WHAT THIS TASK INVOLVES:
Every line that holds the string "title" is to be identified and copied.
## BEGIN PROVIDED MATERIAL
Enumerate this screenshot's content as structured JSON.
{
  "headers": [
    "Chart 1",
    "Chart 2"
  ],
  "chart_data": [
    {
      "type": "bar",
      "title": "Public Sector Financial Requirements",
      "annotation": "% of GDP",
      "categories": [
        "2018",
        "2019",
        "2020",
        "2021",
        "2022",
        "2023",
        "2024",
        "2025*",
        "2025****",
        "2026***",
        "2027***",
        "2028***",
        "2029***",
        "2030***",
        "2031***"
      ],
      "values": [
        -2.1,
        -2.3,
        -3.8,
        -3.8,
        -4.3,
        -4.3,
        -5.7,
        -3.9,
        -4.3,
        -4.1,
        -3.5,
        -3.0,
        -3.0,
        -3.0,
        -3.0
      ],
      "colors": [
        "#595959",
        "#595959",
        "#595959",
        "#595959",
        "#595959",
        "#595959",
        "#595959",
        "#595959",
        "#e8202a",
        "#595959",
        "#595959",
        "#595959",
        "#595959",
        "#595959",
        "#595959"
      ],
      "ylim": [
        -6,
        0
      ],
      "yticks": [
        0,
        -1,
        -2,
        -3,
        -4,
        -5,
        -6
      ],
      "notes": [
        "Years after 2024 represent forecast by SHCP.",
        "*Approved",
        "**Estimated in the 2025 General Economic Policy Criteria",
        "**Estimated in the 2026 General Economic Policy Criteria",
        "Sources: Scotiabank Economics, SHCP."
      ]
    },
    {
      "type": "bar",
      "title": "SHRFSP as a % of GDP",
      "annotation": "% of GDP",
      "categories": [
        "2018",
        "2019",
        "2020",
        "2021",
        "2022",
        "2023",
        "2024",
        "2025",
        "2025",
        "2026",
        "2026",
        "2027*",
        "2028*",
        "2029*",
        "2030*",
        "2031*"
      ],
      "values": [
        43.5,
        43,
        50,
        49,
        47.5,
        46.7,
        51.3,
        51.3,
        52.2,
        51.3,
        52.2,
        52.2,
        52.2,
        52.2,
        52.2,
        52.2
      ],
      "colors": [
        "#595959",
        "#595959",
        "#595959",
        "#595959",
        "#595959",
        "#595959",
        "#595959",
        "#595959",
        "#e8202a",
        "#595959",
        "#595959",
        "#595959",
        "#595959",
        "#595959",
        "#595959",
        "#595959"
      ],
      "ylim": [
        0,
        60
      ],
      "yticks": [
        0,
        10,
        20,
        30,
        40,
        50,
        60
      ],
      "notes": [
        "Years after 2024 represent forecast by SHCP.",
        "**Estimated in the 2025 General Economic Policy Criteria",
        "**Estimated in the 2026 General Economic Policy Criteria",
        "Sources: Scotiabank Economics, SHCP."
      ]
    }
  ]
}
## END PROVIDED MATERIAL
SOLUTION TO THIS EXERCISE:
      "title": "Public Sector Financial Requirements",
      "title": "SHRFSP as a % of GDP",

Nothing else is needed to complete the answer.